* START MATERIAL FOR THIS TASK *

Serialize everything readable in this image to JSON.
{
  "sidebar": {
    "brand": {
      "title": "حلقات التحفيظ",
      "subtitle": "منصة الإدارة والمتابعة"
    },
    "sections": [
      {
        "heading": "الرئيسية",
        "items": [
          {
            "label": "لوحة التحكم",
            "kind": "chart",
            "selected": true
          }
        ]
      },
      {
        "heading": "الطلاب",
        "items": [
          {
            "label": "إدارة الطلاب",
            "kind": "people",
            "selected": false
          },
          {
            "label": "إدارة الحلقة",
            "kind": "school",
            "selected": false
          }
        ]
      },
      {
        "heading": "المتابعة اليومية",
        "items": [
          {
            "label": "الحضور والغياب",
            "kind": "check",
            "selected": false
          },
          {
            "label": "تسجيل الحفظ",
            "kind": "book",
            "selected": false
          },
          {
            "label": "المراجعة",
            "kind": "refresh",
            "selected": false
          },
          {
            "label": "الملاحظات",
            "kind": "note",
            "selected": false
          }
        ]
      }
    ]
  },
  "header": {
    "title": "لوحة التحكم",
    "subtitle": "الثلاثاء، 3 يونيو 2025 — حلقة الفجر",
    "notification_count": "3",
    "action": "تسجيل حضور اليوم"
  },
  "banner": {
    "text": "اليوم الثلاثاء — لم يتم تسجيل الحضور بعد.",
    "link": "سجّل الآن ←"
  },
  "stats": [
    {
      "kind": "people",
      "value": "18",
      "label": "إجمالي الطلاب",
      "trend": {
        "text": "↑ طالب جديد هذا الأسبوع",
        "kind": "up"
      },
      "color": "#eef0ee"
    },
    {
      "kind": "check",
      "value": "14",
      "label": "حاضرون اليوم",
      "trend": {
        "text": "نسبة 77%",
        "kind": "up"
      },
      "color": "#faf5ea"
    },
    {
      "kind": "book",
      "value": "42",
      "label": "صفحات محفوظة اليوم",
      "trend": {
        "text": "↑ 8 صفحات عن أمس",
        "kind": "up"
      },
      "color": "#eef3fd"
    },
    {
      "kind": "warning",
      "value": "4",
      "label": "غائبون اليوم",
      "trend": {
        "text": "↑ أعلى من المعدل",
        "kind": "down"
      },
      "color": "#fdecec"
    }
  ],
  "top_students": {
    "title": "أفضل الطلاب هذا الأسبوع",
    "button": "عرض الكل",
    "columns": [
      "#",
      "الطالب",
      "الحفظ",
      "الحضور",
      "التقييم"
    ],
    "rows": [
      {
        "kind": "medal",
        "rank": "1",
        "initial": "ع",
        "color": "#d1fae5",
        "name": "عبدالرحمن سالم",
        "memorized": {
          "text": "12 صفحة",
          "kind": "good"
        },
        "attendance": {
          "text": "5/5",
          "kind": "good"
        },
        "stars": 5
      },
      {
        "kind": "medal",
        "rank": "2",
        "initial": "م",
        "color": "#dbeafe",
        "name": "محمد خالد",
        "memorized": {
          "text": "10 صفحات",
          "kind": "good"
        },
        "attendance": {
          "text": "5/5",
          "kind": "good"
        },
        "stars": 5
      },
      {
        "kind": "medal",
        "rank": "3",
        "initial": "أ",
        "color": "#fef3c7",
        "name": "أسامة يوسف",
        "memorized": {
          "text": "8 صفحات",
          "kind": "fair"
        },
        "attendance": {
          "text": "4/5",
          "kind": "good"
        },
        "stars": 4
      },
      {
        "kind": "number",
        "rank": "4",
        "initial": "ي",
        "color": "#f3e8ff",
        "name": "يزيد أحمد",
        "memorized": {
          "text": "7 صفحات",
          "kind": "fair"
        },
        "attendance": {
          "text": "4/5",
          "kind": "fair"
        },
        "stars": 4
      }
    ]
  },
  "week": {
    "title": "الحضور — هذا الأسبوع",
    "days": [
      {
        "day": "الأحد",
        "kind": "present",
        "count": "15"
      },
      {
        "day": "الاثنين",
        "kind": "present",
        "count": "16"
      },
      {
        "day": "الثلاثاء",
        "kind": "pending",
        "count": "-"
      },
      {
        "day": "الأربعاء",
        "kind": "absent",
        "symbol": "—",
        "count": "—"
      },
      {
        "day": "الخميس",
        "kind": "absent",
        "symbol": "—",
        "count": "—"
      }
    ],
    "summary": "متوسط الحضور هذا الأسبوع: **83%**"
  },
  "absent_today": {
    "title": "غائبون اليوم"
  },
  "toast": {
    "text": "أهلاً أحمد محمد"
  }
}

* END MATERIAL FOR THIS TASK *

▸ **THE EXERCISE**:
Using the data above, print every record exactly as shown.

▸ **ANSWER TO THIS EXERCISE**:
Serialize everything readable in this image to JSON.
{
  "sidebar": {
    "brand": {
      "title": "حلقات التحفيظ",
      "subtitle": "منصة الإدارة والمتابعة"
    },
    "sections": [
      {
        "heading": "الرئيسية",
        "items": [
          {
            "label": "لوحة التحكم",
            "kind": "chart",
            "selected": true
          }
        ]
      },
      {
        "heading": "الطلاب",
        "items": [
          {
            "label": "إدارة الطلاب",
            "kind": "people",
            "selected": false
          },
          {
            "label": "إدارة الحلقة",
            "kind": "school",
            "selected": false
          }
        ]
      },
      {
        "heading": "المتابعة اليومية",
        "items": [
          {
            "label": "الحضور والغياب",
            "kind": "check",
            "selected": false
          },
          {
            "label": "تسجيل الحفظ",
            "kind": "book",
            "selected": false
          },
          {
            "label": "المراجعة",
            "kind": "refresh",
            "selected": false
          },
          {
            "label": "الملاحظات",
            "kind": "note",
            "selected": false
          }
        ]
      }
    ]
  },
  "header": {
    "title": "لوحة التحكم",
    "subtitle": "الثلاثاء، 3 يونيو 2025 — حلقة الفجر",
    "notification_count": "3",
    "action": "تسجيل حضور اليوم"
  },
  "banner": {
    "text": "اليوم الثلاثاء — لم يتم تسجيل الحضور بعد.",
    "link": "سجّل الآن ←"
  },
  "stats": [
    {
      "kind": "people",
      "value": "18",
      "label": "إجمالي الطلاب",
      "trend": {
        "text": "↑ طالب جديد هذا الأسبوع",
        "kind": "up"
      },
      "color": "#eef0ee"
    },
    {
      "kind": "check",
      "value": "14",
      "label": "حاضرون اليوم",
      "trend": {
        "text": "نسبة 77%",
        "kind": "up"
      },
      "color": "#faf5ea"
    },
    {
      "kind": "book",
      "value": "42",
      "label": "صفحات محفوظة اليوم",
      "trend": {
        "text": "↑ 8 صفحات عن أمس",
        "kind": "up"
      },
      "color": "#eef3fd"
    },
    {
      "kind": "warning",
      "value": "4",
      "label": "غائبون اليوم",
      "trend": {
        "text": "↑ أعلى من المعدل",
        "kind": "down"
      },
      "color": "#fdecec"
    }
  ],
  "top_students": {
    "title": "أفضل الطلاب هذا الأسبوع",
    "button": "عرض الكل",
    "columns": [
      "#",
      "الطالب",
      "الحفظ",
      "الحضور",
      "التقييم"
    ],
    "rows": [
      {
        "kind": "medal",
        "rank": "1",
        "initial": "ع",
        "color": "#d1fae5",
        "name": "عبدالرحمن سالم",
        "memorized": {
          "text": "12 صفحة",
          "kind": "good"
        },
        "attendance": {
          "text": "5/5",
          "kind": "good"
        },
        "stars": 5
      },
      {
        "kind": "medal",
        "rank": "2",
        "initial": "م",
        "color": "#dbeafe",
        "name": "محمد خالد",
        "memorized": {
          "text": "10 صفحات",
          "kind": "good"
        },
        "attendance": {
          "text": "5/5",
          "kind": "good"
        },
        "stars": 5
      },
      {
        "kind": "medal",
        "rank": "3",
        "initial": "أ",
        "color": "#fef3c7",
        "name": "أسامة يوسف",
        "memorized": {
          "text": "8 صفحات",
          "kind": "fair"
        },
        "attendance": {
          "text": "4/5",
          "kind": "good"
        },
        "stars": 4
      },
      {
        "kind": "number",
        "rank": "4",
        "initial": "ي",
        "color": "#f3e8ff",
        "name": "يزيد أحمد",
        "memorized": {
          "text": "7 صفحات",
          "kind": "fair"
        },
        "attendance": {
          "text": "4/5",
          "kind": "fair"
        },
        "stars": 4
      }
    ]
  },
  "week": {
    "title": "الحضور — هذا الأسبوع",
    "days": [
      {
        "day": "الأحد",
        "kind": "present",
        "count": "15"
      },
      {
        "day": "الاثنين",
        "kind": "present",
        "count": "16"
      },
      {
        "day": "الثلاثاء",
        "kind": "pending",
        "count": "-"
      },
      {
        "day": "الأربعاء",
        "kind": "absent",
        "symbol": "—",
        "count": "—"
      },
      {
        "day": "الخميس",
        "kind": "absent",
        "symbol": "—",
        "count": "—"
      }
    ],
    "summary": "متوسط الحضور هذا الأسبوع: **83%**"
  },
  "absent_today": {
    "title": "غائبون اليوم"
  },
  "toast": {
    "text": "أهلاً أحمد محمد"
  }
}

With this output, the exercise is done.